[Collected data]
☆ ☆ ☆ ☆ ☆ ☆ ☆

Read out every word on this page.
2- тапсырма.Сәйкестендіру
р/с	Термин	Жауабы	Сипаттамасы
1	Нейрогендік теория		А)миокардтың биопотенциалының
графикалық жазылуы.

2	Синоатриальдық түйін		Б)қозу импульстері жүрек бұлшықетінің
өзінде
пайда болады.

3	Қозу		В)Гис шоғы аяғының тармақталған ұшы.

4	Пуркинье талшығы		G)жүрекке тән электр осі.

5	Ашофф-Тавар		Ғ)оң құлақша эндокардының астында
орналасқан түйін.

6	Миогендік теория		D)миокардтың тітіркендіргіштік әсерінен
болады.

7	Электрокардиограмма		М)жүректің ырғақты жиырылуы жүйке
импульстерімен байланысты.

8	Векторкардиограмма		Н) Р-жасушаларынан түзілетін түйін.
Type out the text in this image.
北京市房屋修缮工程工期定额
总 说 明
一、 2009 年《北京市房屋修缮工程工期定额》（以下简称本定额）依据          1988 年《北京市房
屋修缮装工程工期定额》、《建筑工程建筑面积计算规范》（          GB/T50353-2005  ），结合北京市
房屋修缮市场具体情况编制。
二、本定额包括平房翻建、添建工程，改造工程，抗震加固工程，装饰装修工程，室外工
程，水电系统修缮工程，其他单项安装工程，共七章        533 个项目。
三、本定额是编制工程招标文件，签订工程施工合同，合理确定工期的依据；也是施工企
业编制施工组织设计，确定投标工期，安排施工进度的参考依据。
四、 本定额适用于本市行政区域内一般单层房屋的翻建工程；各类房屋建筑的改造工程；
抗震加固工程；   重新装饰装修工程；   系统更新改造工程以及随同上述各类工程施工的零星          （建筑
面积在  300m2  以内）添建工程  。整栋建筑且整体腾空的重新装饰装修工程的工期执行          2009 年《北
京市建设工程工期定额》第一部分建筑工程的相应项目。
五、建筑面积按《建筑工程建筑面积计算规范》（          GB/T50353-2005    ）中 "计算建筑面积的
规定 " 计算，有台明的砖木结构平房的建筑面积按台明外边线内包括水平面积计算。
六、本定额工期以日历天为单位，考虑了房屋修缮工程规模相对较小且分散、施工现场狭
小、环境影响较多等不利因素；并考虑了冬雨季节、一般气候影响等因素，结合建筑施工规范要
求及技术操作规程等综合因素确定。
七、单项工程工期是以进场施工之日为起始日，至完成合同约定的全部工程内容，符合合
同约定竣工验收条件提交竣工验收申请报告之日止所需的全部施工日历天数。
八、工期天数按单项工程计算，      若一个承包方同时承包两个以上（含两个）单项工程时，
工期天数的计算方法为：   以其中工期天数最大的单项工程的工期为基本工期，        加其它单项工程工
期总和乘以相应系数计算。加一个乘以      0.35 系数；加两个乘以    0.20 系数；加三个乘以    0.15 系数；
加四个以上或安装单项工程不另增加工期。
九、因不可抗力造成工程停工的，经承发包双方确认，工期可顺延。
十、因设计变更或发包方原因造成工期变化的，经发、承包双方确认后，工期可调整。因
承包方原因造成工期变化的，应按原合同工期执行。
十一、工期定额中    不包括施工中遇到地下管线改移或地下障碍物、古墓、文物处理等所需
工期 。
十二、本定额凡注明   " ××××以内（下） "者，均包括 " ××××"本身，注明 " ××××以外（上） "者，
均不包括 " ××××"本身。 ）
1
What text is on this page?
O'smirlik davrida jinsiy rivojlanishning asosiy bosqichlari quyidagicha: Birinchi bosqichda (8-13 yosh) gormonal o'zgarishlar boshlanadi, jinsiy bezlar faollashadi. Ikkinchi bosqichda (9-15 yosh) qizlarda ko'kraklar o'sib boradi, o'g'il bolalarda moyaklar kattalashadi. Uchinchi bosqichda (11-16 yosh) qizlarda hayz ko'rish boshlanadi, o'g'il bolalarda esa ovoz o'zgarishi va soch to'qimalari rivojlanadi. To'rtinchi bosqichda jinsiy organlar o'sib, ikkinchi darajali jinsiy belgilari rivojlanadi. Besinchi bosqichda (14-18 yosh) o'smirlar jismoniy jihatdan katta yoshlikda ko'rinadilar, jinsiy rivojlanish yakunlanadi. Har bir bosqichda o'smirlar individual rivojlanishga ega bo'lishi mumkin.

☆ ☆ ☆ ☆ ☆ ☆ ☆

Write down the number of lines where the word "抗震加固工程" appears, and nothing further.

*EXERCISE RESULT*
2